* SHORT TASK
Return each line of the records holding the string "color".

(Dataset records on visual material)
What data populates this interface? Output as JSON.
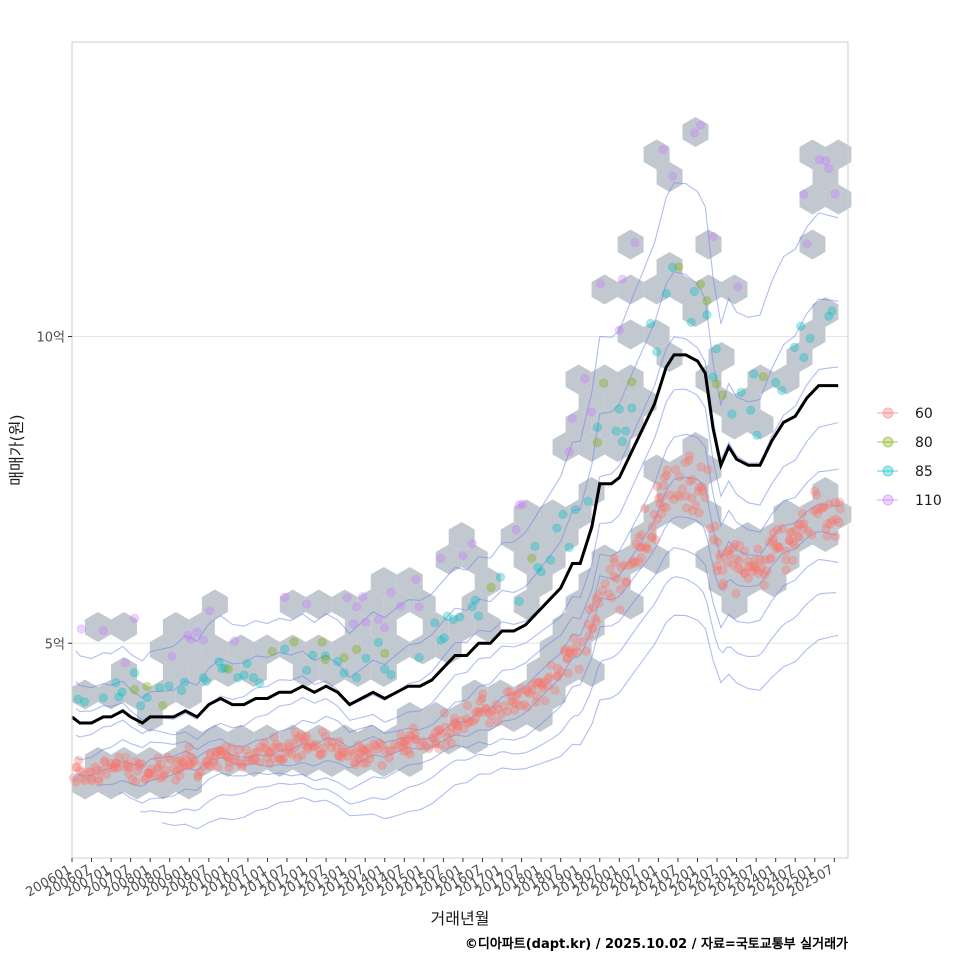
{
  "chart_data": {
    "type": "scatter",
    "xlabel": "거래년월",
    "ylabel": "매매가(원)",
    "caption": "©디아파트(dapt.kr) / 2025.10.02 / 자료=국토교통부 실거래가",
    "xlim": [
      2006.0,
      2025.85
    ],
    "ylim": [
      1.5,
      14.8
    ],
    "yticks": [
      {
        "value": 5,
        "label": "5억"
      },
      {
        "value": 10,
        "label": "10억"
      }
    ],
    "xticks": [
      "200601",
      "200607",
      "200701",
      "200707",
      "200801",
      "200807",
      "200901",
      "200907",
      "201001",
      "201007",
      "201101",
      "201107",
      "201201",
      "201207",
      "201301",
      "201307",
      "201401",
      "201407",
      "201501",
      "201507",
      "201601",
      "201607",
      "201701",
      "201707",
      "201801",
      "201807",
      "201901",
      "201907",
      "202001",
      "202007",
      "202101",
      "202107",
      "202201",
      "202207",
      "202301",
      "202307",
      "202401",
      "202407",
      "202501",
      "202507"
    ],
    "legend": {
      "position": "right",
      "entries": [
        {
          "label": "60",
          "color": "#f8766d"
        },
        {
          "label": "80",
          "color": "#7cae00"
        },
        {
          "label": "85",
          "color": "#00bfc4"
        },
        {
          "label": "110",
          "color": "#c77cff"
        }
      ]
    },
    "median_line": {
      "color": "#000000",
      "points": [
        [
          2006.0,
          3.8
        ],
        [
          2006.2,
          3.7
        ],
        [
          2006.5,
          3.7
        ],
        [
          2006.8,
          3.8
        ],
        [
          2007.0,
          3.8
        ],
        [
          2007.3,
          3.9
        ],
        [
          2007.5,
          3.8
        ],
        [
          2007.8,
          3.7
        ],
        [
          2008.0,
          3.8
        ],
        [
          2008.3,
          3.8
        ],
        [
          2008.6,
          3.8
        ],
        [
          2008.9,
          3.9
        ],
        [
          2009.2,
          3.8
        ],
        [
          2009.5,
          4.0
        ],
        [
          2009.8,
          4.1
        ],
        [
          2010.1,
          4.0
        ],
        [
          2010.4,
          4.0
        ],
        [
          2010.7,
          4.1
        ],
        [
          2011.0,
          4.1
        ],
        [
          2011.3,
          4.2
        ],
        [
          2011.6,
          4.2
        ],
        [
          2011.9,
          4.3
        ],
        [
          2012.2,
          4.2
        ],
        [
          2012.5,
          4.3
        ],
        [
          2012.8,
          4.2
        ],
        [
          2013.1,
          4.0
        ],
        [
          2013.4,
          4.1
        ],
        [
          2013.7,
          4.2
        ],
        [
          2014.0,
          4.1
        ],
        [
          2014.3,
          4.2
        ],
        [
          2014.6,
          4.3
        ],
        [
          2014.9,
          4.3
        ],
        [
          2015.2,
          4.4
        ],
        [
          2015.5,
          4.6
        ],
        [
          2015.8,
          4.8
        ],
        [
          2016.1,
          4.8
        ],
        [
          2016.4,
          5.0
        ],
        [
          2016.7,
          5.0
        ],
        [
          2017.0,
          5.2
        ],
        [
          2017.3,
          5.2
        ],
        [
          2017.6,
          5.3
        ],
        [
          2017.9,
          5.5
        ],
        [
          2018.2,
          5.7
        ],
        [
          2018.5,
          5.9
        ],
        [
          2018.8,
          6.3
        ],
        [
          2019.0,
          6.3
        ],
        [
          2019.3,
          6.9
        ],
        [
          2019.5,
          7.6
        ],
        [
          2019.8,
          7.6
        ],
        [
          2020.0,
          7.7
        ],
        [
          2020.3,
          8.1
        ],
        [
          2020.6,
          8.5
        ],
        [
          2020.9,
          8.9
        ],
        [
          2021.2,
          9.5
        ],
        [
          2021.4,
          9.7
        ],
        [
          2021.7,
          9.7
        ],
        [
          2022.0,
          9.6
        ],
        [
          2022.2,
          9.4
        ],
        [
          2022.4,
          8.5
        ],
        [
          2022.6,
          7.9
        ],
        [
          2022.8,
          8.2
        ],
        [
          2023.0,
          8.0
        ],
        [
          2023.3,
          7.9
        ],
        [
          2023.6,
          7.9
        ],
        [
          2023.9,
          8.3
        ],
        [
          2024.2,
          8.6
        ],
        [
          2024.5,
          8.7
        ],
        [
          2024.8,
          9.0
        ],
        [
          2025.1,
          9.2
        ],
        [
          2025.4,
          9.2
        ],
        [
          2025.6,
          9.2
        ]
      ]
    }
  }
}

* SOLVED EXERCISE
          "color": "#f8766d"
          "color": "#7cae00"
          "color": "#00bfc4"
          "color": "#c77cff"
      "color": "#000000",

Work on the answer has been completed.